Problem description: Repeat each record below exactly, dropping the pictures.
## start Working data
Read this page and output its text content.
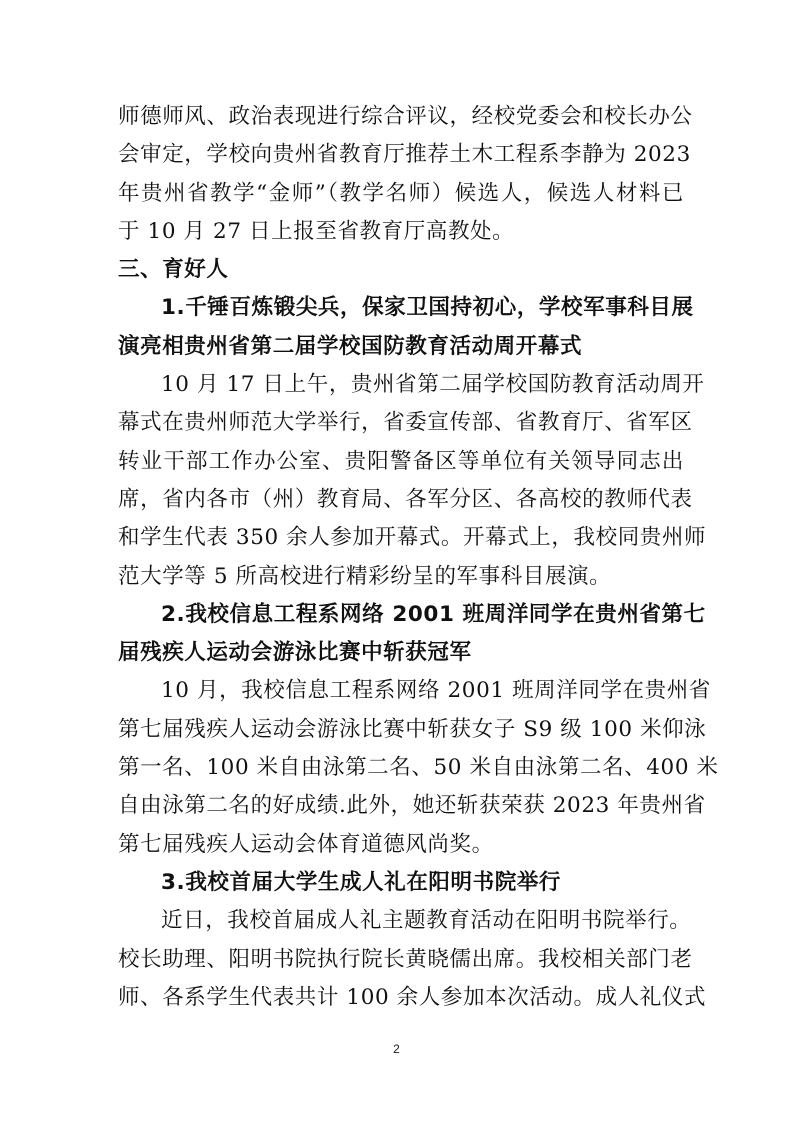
师德师风、政治表现进行综合评议，经校党委会和校长办公
会审定，学校向贵州省教育厅推荐土木工程系李静为 2023
年贵州省教学“金师”（教学名师）候选人，候选人材料已
于 10 月 27 日上报至省教育厅高教处。
三、育好人
1.千锤百炼锻尖兵，保家卫国持初心，学校军事科目展
演亮相贵州省第二届学校国防教育活动周开幕式
10 月 17 日上午，贵州省第二届学校国防教育活动周开
幕式在贵州师范大学举行，省委宣传部、省教育厅、省军区
转业干部工作办公室、贵阳警备区等单位有关领导同志出
席，省内各市（州）教育局、各军分区、各高校的教师代表
和学生代表 350 余人参加开幕式。开幕式上，我校同贵州师
范大学等 5 所高校进行精彩纷呈的军事科目展演。
2.我校信息工程系网络 2001 班周洋同学在贵州省第七
届残疾人运动会游泳比赛中斩获冠军
10 月，我校信息工程系网络 2001 班周洋同学在贵州省
第七届残疾人运动会游泳比赛中斩获女子 S9 级 100 米仰泳
第一名、100 米自由泳第二名、50 米自由泳第二名、400 米
自由泳第二名的好成绩.此外，她还斩获荣获 2023 年贵州省
第七届残疾人运动会体育道德风尚奖。
3.我校首届大学生成人礼在阳明书院举行
近日，我校首届成人礼主题教育活动在阳明书院举行。
校长助理、阳明书院执行院长黄晓儒出席。我校相关部门老
师、各系学生代表共计 100 余人参加本次活动。成人礼仪式
2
## end Working data
Problem solution:
Read this page and output its text content.
师德师风、政治表现进行综合评议，经校党委会和校长办公
会审定，学校向贵州省教育厅推荐土木工程系李静为 2023
年贵州省教学“金师”（教学名师）候选人，候选人材料已
于 10 月 27 日上报至省教育厅高教处。
三、育好人
1.千锤百炼锻尖兵，保家卫国持初心，学校军事科目展
演亮相贵州省第二届学校国防教育活动周开幕式
10 月 17 日上午，贵州省第二届学校国防教育活动周开
幕式在贵州师范大学举行，省委宣传部、省教育厅、省军区
转业干部工作办公室、贵阳警备区等单位有关领导同志出
席，省内各市（州）教育局、各军分区、各高校的教师代表
和学生代表 350 余人参加开幕式。开幕式上，我校同贵州师
范大学等 5 所高校进行精彩纷呈的军事科目展演。
2.我校信息工程系网络 2001 班周洋同学在贵州省第七
届残疾人运动会游泳比赛中斩获冠军
10 月，我校信息工程系网络 2001 班周洋同学在贵州省
第七届残疾人运动会游泳比赛中斩获女子 S9 级 100 米仰泳
第一名、100 米自由泳第二名、50 米自由泳第二名、400 米
自由泳第二名的好成绩.此外，她还斩获荣获 2023 年贵州省
第七届残疾人运动会体育道德风尚奖。
3.我校首届大学生成人礼在阳明书院举行
近日，我校首届成人礼主题教育活动在阳明书院举行。
校长助理、阳明书院执行院长黄晓儒出席。我校相关部门老
师、各系学生代表共计 100 余人参加本次活动。成人礼仪式
2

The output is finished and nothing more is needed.